Entries from a dataset
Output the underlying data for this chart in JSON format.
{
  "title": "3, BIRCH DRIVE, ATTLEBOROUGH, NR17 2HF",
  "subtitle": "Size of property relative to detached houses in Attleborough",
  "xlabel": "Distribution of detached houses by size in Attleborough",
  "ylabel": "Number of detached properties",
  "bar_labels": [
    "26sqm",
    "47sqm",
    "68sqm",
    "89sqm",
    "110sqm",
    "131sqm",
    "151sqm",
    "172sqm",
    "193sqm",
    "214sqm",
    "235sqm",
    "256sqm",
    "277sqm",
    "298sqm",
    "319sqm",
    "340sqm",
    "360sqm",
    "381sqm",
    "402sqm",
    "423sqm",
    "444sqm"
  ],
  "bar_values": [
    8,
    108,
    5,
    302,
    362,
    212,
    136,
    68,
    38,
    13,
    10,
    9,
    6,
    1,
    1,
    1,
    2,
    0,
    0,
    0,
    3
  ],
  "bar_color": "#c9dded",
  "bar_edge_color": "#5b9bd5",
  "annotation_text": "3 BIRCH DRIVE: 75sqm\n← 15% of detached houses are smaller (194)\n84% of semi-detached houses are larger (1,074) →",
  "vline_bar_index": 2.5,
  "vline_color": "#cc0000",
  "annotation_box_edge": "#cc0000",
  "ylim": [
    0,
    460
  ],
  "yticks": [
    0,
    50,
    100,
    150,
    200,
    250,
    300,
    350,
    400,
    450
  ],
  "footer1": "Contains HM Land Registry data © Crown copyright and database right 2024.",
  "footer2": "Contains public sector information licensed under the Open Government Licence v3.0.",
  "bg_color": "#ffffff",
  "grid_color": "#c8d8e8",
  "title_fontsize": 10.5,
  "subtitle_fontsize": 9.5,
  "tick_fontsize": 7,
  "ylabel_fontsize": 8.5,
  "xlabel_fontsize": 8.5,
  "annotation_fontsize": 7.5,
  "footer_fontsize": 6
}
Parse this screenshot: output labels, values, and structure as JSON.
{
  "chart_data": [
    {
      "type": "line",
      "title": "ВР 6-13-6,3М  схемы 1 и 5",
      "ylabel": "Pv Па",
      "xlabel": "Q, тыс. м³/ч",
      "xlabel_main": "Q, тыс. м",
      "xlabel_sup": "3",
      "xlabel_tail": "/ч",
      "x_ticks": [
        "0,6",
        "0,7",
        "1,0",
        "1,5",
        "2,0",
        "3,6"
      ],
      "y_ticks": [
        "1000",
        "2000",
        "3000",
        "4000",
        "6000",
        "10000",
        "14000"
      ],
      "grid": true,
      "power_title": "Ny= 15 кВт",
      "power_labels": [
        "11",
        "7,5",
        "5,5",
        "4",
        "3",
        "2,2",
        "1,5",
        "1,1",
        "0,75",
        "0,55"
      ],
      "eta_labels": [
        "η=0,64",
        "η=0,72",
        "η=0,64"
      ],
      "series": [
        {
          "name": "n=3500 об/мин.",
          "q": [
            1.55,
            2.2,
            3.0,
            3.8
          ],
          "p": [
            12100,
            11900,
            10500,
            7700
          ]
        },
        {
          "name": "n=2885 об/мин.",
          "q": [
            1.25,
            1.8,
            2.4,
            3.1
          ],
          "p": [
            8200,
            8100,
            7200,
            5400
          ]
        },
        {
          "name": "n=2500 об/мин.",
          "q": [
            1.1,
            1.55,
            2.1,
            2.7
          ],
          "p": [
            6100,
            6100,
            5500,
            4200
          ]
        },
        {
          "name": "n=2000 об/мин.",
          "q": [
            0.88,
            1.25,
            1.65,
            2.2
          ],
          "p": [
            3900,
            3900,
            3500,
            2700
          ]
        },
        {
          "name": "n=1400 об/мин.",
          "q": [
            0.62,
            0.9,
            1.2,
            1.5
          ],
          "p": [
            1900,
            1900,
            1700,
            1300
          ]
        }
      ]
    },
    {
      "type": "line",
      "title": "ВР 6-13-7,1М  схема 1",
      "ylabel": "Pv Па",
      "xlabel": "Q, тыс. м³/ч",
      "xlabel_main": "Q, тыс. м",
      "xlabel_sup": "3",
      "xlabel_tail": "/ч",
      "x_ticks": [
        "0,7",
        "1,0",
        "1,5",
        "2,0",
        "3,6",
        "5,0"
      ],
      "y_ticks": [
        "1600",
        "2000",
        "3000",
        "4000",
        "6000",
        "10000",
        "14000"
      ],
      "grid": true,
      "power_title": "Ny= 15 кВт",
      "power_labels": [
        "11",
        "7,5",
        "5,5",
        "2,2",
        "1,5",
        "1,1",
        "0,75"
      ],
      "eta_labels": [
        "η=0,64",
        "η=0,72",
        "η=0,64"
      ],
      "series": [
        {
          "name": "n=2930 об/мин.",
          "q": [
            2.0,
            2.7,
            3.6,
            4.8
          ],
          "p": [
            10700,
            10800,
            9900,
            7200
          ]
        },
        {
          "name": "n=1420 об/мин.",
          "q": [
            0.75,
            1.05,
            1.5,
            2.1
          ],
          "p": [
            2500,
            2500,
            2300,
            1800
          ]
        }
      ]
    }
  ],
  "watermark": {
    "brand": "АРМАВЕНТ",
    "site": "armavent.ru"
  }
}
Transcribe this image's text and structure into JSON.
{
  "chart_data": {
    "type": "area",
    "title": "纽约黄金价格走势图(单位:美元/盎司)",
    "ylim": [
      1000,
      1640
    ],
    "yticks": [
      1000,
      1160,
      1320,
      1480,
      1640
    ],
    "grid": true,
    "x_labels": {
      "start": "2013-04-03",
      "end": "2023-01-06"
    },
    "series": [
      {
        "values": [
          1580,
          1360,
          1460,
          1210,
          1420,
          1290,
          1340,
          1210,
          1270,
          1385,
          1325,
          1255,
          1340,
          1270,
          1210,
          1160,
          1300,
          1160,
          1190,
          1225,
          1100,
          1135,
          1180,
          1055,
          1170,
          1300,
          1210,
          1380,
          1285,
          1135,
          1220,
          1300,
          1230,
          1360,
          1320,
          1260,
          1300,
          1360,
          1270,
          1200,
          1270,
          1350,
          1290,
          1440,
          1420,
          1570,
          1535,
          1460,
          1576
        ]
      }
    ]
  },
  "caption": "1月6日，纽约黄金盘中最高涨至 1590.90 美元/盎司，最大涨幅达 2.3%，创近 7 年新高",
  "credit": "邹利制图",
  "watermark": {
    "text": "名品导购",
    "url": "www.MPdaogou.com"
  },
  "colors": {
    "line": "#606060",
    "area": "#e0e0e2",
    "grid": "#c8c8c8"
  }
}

| What you will do |
Output each record precisely as given.

| Expected answer |
Output the underlying data for this chart in JSON format.
{
  "title": "3, BIRCH DRIVE, ATTLEBOROUGH, NR17 2HF",
  "subtitle": "Size of property relative to detached houses in Attleborough",
  "xlabel": "Distribution of detached houses by size in Attleborough",
  "ylabel": "Number of detached properties",
  "bar_labels": [
    "26sqm",
    "47sqm",
    "68sqm",
    "89sqm",
    "110sqm",
    "131sqm",
    "151sqm",
    "172sqm",
    "193sqm",
    "214sqm",
    "235sqm",
    "256sqm",
    "277sqm",
    "298sqm",
    "319sqm",
    "340sqm",
    "360sqm",
    "381sqm",
    "402sqm",
    "423sqm",
    "444sqm"
  ],
  "bar_values": [
    8,
    108,
    5,
    302,
    362,
    212,
    136,
    68,
    38,
    13,
    10,
    9,
    6,
    1,
    1,
    1,
    2,
    0,
    0,
    0,
    3
  ],
  "bar_color": "#c9dded",
  "bar_edge_color": "#5b9bd5",
  "annotation_text": "3 BIRCH DRIVE: 75sqm\n← 15% of detached houses are smaller (194)\n84% of semi-detached houses are larger (1,074) →",
  "vline_bar_index": 2.5,
  "vline_color": "#cc0000",
  "annotation_box_edge": "#cc0000",
  "ylim": [
    0,
    460
  ],
  "yticks": [
    0,
    50,
    100,
    150,
    200,
    250,
    300,
    350,
    400,
    450
  ],
  "footer1": "Contains HM Land Registry data © Crown copyright and database right 2024.",
  "footer2": "Contains public sector information licensed under the Open Government Licence v3.0.",
  "bg_color": "#ffffff",
  "grid_color": "#c8d8e8",
  "title_fontsize": 10.5,
  "subtitle_fontsize": 9.5,
  "tick_fontsize": 7,
  "ylabel_fontsize": 8.5,
  "xlabel_fontsize": 8.5,
  "annotation_fontsize": 7.5,
  "footer_fontsize": 6
}
Parse this screenshot: output labels, values, and structure as JSON.
{
  "chart_data": [
    {
      "type": "line",
      "title": "ВР 6-13-6,3М  схемы 1 и 5",
      "ylabel": "Pv Па",
      "xlabel": "Q, тыс. м³/ч",
      "xlabel_main": "Q, тыс. м",
      "xlabel_sup": "3",
      "xlabel_tail": "/ч",
      "x_ticks": [
        "0,6",
        "0,7",
        "1,0",
        "1,5",
        "2,0",
        "3,6"
      ],
      "y_ticks": [
        "1000",
        "2000",
        "3000",
        "4000",
        "6000",
        "10000",
        "14000"
      ],
      "grid": true,
      "power_title": "Ny= 15 кВт",
      "power_labels": [
        "11",
        "7,5",
        "5,5",
        "4",
        "3",
        "2,2",
        "1,5",
        "1,1",
        "0,75",
        "0,55"
      ],
      "eta_labels": [
        "η=0,64",
        "η=0,72",
        "η=0,64"
      ],
      "series": [
        {
          "name": "n=3500 об/мин.",
          "q": [
            1.55,
            2.2,
            3.0,
            3.8
          ],
          "p": [
            12100,
            11900,
            10500,
            7700
          ]
        },
        {
          "name": "n=2885 об/мин.",
          "q": [
            1.25,
            1.8,
            2.4,
            3.1
          ],
          "p": [
            8200,
            8100,
            7200,
            5400
          ]
        },
        {
          "name": "n=2500 об/мин.",
          "q": [
            1.1,
            1.55,
            2.1,
            2.7
          ],
          "p": [
            6100,
            6100,
            5500,
            4200
          ]
        },
        {
          "name": "n=2000 об/мин.",
          "q": [
            0.88,
            1.25,
            1.65,
            2.2
          ],
          "p": [
            3900,
            3900,
            3500,
            2700
          ]
        },
        {
          "name": "n=1400 об/мин.",
          "q": [
            0.62,
            0.9,
            1.2,
            1.5
          ],
          "p": [
            1900,
            1900,
            1700,
            1300
          ]
        }
      ]
    },
    {
      "type": "line",
      "title": "ВР 6-13-7,1М  схема 1",
      "ylabel": "Pv Па",
      "xlabel": "Q, тыс. м³/ч",
      "xlabel_main": "Q, тыс. м",
      "xlabel_sup": "3",
      "xlabel_tail": "/ч",
      "x_ticks": [
        "0,7",
        "1,0",
        "1,5",
        "2,0",
        "3,6",
        "5,0"
      ],
      "y_ticks": [
        "1600",
        "2000",
        "3000",
        "4000",
        "6000",
        "10000",
        "14000"
      ],
      "grid": true,
      "power_title": "Ny= 15 кВт",
      "power_labels": [
        "11",
        "7,5",
        "5,5",
        "2,2",
        "1,5",
        "1,1",
        "0,75"
      ],
      "eta_labels": [
        "η=0,64",
        "η=0,72",
        "η=0,64"
      ],
      "series": [
        {
          "name": "n=2930 об/мин.",
          "q": [
            2.0,
            2.7,
            3.6,
            4.8
          ],
          "p": [
            10700,
            10800,
            9900,
            7200
          ]
        },
        {
          "name": "n=1420 об/мин.",
          "q": [
            0.75,
            1.05,
            1.5,
            2.1
          ],
          "p": [
            2500,
            2500,
            2300,
            1800
          ]
        }
      ]
    }
  ],
  "watermark": {
    "brand": "АРМАВЕНТ",
    "site": "armavent.ru"
  }
}
Transcribe this image's text and structure into JSON.
{
  "chart_data": {
    "type": "area",
    "title": "纽约黄金价格走势图(单位:美元/盎司)",
    "ylim": [
      1000,
      1640
    ],
    "yticks": [
      1000,
      1160,
      1320,
      1480,
      1640
    ],
    "grid": true,
    "x_labels": {
      "start": "2013-04-03",
      "end": "2023-01-06"
    },
    "series": [
      {
        "values": [
          1580,
          1360,
          1460,
          1210,
          1420,
          1290,
          1340,
          1210,
          1270,
          1385,
          1325,
          1255,
          1340,
          1270,
          1210,
          1160,
          1300,
          1160,
          1190,
          1225,
          1100,
          1135,
          1180,
          1055,
          1170,
          1300,
          1210,
          1380,
          1285,
          1135,
          1220,
          1300,
          1230,
          1360,
          1320,
          1260,
          1300,
          1360,
          1270,
          1200,
          1270,
          1350,
          1290,
          1440,
          1420,
          1570,
          1535,
          1460,
          1576
        ]
      }
    ]
  },
  "caption": "1月6日，纽约黄金盘中最高涨至 1590.90 美元/盎司，最大涨幅达 2.3%，创近 7 年新高",
  "credit": "邹利制图",
  "watermark": {
    "text": "名品导购",
    "url": "www.MPdaogou.com"
  },
  "colors": {
    "line": "#606060",
    "area": "#e0e0e2",
    "grid": "#c8c8c8"
  }
}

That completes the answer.